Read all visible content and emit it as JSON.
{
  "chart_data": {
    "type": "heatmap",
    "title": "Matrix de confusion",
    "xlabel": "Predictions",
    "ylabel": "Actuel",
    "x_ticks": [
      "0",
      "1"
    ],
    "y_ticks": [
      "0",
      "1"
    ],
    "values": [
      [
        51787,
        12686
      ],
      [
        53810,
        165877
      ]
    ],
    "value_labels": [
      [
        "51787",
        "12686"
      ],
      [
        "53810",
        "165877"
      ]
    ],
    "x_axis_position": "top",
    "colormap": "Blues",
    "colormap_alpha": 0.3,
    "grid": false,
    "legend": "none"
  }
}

::::

Reproduce every record, matching each line exactly.

- **Answer for this exercise**
Read all visible content and emit it as JSON.
{
  "chart_data": {
    "type": "heatmap",
    "title": "Matrix de confusion",
    "xlabel": "Predictions",
    "ylabel": "Actuel",
    "x_ticks": [
      "0",
      "1"
    ],
    "y_ticks": [
      "0",
      "1"
    ],
    "values": [
      [
        51787,
        12686
      ],
      [
        53810,
        165877
      ]
    ],
    "value_labels": [
      [
        "51787",
        "12686"
      ],
      [
        "53810",
        "165877"
      ]
    ],
    "x_axis_position": "top",
    "colormap": "Blues",
    "colormap_alpha": 0.3,
    "grid": false,
    "legend": "none"
  }
}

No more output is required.